# START OF Records for this exercise

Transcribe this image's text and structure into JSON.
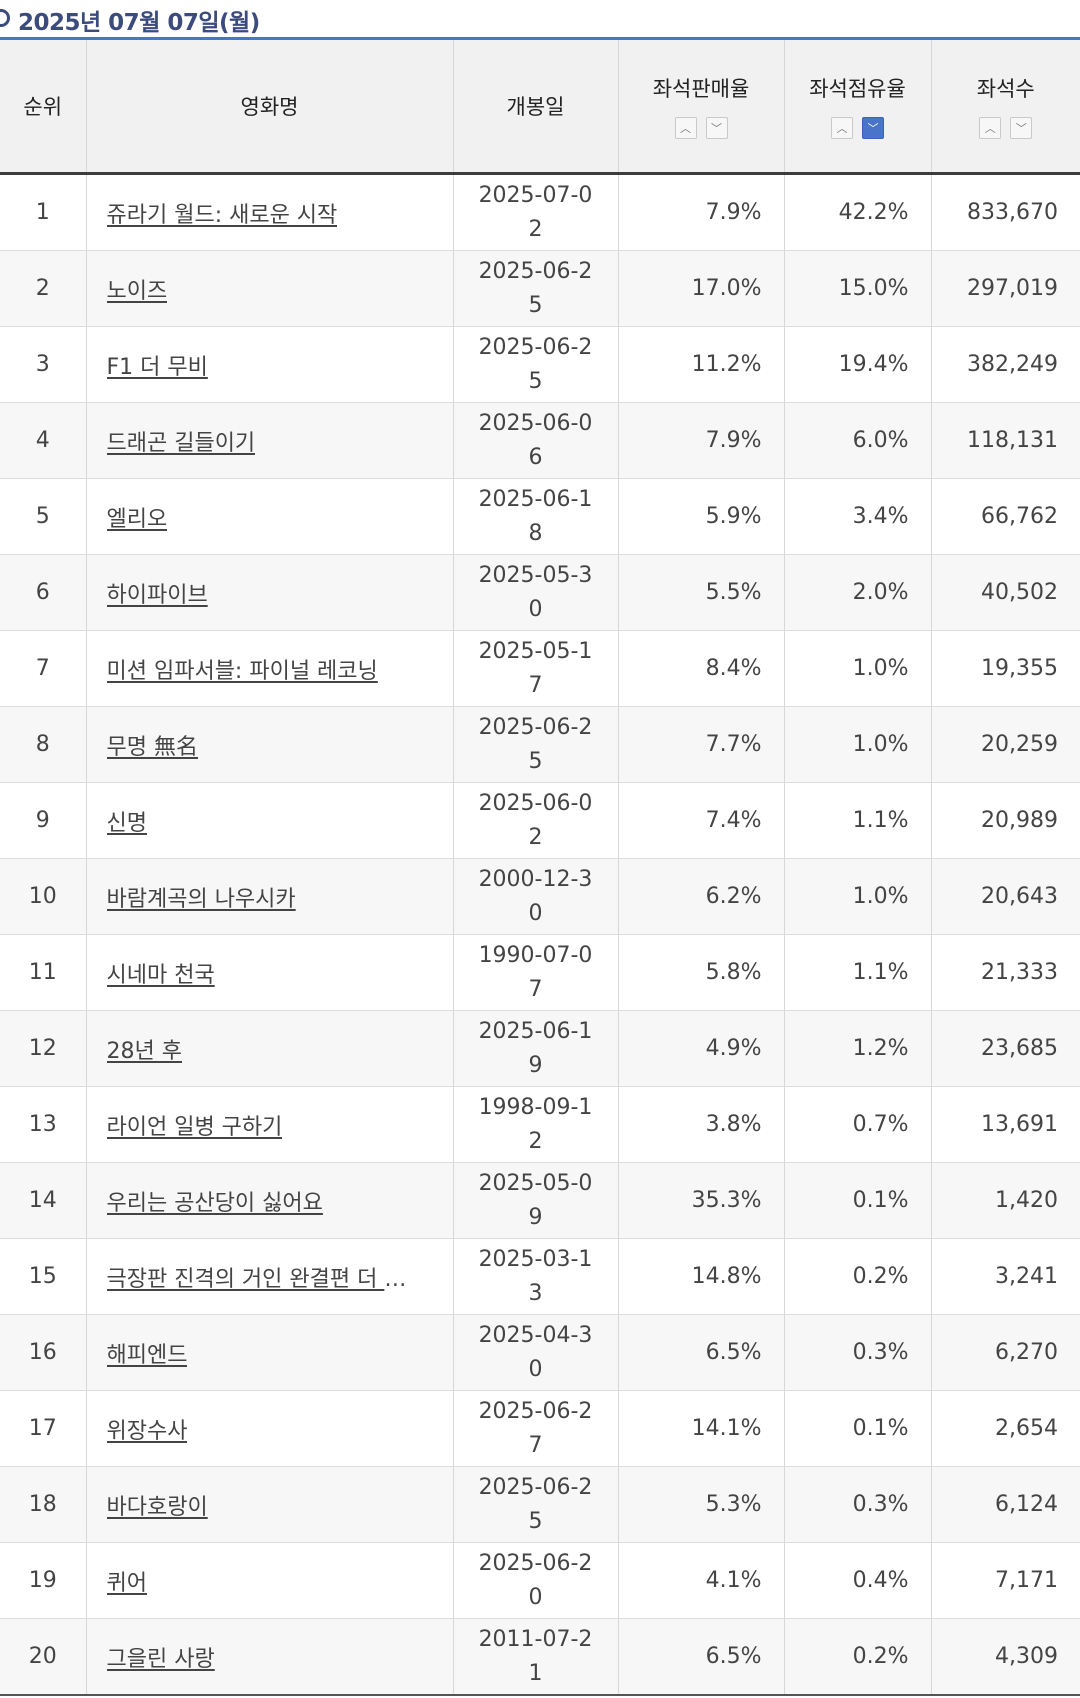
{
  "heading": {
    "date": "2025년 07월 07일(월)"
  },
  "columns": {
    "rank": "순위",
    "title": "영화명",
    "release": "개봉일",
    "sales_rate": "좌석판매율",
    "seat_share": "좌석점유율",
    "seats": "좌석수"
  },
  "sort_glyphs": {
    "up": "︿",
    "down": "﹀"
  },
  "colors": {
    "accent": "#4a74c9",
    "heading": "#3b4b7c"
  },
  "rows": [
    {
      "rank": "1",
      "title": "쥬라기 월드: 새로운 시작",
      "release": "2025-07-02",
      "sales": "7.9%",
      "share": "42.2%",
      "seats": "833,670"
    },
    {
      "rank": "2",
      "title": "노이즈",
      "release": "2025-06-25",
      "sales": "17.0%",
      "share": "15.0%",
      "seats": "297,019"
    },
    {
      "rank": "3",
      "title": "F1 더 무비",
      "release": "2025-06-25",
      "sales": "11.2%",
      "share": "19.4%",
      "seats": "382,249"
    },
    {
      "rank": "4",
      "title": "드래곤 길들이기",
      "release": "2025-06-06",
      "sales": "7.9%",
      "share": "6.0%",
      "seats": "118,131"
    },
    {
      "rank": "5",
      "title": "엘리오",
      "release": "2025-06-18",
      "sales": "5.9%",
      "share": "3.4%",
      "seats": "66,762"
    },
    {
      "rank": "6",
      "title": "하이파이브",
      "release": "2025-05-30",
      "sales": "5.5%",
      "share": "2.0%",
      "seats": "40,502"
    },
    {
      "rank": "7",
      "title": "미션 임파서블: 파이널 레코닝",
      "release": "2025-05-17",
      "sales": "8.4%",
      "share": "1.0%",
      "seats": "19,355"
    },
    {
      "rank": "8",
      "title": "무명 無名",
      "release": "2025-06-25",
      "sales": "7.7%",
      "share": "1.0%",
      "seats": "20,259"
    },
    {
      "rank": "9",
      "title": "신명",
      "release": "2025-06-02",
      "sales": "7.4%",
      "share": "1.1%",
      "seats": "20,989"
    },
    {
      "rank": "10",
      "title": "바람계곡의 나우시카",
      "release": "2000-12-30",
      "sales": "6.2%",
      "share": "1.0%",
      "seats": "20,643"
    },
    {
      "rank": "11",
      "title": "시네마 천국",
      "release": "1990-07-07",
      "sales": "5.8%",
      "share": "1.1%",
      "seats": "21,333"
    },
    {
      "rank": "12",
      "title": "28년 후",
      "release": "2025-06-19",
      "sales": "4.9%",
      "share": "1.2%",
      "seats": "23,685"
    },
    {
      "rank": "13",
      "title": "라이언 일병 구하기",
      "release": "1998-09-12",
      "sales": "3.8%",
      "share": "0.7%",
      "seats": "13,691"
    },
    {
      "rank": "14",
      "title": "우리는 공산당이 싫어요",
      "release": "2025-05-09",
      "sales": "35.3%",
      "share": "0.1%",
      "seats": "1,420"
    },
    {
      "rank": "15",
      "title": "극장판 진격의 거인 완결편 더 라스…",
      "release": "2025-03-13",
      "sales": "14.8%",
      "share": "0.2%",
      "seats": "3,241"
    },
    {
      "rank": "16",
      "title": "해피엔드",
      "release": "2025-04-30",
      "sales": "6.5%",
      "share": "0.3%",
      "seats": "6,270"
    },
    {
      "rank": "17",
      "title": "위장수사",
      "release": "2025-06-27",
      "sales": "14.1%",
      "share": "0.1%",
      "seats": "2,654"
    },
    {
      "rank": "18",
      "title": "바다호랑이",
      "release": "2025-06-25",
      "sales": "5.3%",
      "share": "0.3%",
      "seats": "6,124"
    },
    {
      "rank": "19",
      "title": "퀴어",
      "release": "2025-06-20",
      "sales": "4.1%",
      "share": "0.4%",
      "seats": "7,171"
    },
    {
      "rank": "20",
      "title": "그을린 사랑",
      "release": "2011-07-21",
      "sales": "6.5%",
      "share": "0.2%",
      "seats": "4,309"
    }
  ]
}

# END OF Records for this exercise

> _What this task involves_
Give all the entries again exactly, dropping each picture.

> _Full solution_
Transcribe this image's text and structure into JSON.
{
  "heading": {
    "date": "2025년 07월 07일(월)"
  },
  "columns": {
    "rank": "순위",
    "title": "영화명",
    "release": "개봉일",
    "sales_rate": "좌석판매율",
    "seat_share": "좌석점유율",
    "seats": "좌석수"
  },
  "sort_glyphs": {
    "up": "︿",
    "down": "﹀"
  },
  "colors": {
    "accent": "#4a74c9",
    "heading": "#3b4b7c"
  },
  "rows": [
    {
      "rank": "1",
      "title": "쥬라기 월드: 새로운 시작",
      "release": "2025-07-02",
      "sales": "7.9%",
      "share": "42.2%",
      "seats": "833,670"
    },
    {
      "rank": "2",
      "title": "노이즈",
      "release": "2025-06-25",
      "sales": "17.0%",
      "share": "15.0%",
      "seats": "297,019"
    },
    {
      "rank": "3",
      "title": "F1 더 무비",
      "release": "2025-06-25",
      "sales": "11.2%",
      "share": "19.4%",
      "seats": "382,249"
    },
    {
      "rank": "4",
      "title": "드래곤 길들이기",
      "release": "2025-06-06",
      "sales": "7.9%",
      "share": "6.0%",
      "seats": "118,131"
    },
    {
      "rank": "5",
      "title": "엘리오",
      "release": "2025-06-18",
      "sales": "5.9%",
      "share": "3.4%",
      "seats": "66,762"
    },
    {
      "rank": "6",
      "title": "하이파이브",
      "release": "2025-05-30",
      "sales": "5.5%",
      "share": "2.0%",
      "seats": "40,502"
    },
    {
      "rank": "7",
      "title": "미션 임파서블: 파이널 레코닝",
      "release": "2025-05-17",
      "sales": "8.4%",
      "share": "1.0%",
      "seats": "19,355"
    },
    {
      "rank": "8",
      "title": "무명 無名",
      "release": "2025-06-25",
      "sales": "7.7%",
      "share": "1.0%",
      "seats": "20,259"
    },
    {
      "rank": "9",
      "title": "신명",
      "release": "2025-06-02",
      "sales": "7.4%",
      "share": "1.1%",
      "seats": "20,989"
    },
    {
      "rank": "10",
      "title": "바람계곡의 나우시카",
      "release": "2000-12-30",
      "sales": "6.2%",
      "share": "1.0%",
      "seats": "20,643"
    },
    {
      "rank": "11",
      "title": "시네마 천국",
      "release": "1990-07-07",
      "sales": "5.8%",
      "share": "1.1%",
      "seats": "21,333"
    },
    {
      "rank": "12",
      "title": "28년 후",
      "release": "2025-06-19",
      "sales": "4.9%",
      "share": "1.2%",
      "seats": "23,685"
    },
    {
      "rank": "13",
      "title": "라이언 일병 구하기",
      "release": "1998-09-12",
      "sales": "3.8%",
      "share": "0.7%",
      "seats": "13,691"
    },
    {
      "rank": "14",
      "title": "우리는 공산당이 싫어요",
      "release": "2025-05-09",
      "sales": "35.3%",
      "share": "0.1%",
      "seats": "1,420"
    },
    {
      "rank": "15",
      "title": "극장판 진격의 거인 완결편 더 라스…",
      "release": "2025-03-13",
      "sales": "14.8%",
      "share": "0.2%",
      "seats": "3,241"
    },
    {
      "rank": "16",
      "title": "해피엔드",
      "release": "2025-04-30",
      "sales": "6.5%",
      "share": "0.3%",
      "seats": "6,270"
    },
    {
      "rank": "17",
      "title": "위장수사",
      "release": "2025-06-27",
      "sales": "14.1%",
      "share": "0.1%",
      "seats": "2,654"
    },
    {
      "rank": "18",
      "title": "바다호랑이",
      "release": "2025-06-25",
      "sales": "5.3%",
      "share": "0.3%",
      "seats": "6,124"
    },
    {
      "rank": "19",
      "title": "퀴어",
      "release": "2025-06-20",
      "sales": "4.1%",
      "share": "0.4%",
      "seats": "7,171"
    },
    {
      "rank": "20",
      "title": "그을린 사랑",
      "release": "2011-07-21",
      "sales": "6.5%",
      "share": "0.2%",
      "seats": "4,309"
    }
  ]
}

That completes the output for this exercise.